Copy all lines holding the word "Which" from the entries.

Saved data entries:
------------------------

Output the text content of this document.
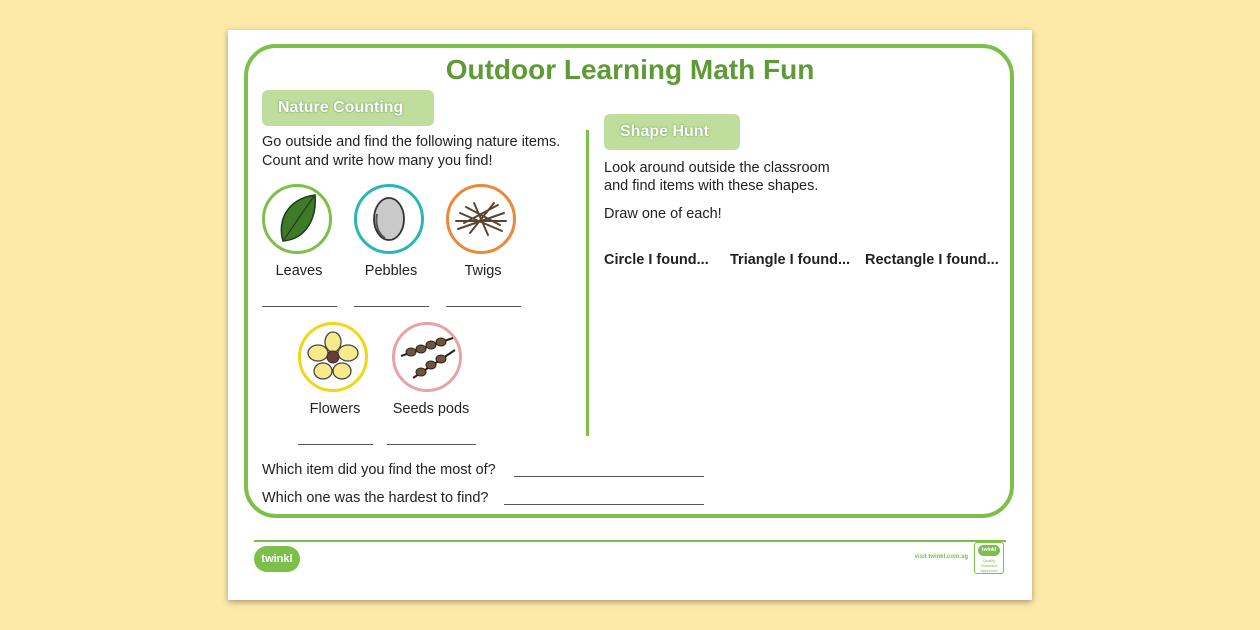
Outdoor Learning Math Fun
Nature Counting
Go outside and find the following nature items.
Count and write how many you find!
Leaves	Pebbles	Twigs
Flowers	Seeds pods
Which item did you find the most of?
Which one was the hardest to find?
Shape Hunt
Look around outside the classroom
and find items with these shapes.
Draw one of each!
Circle I found... Triangle I found... Rectangle I found...
twinkl	visit twinkl.com.sg
twinkl
Quality Standard Approved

------------------------

Written response:
Which item did you find the most of?
Which one was the hardest to find?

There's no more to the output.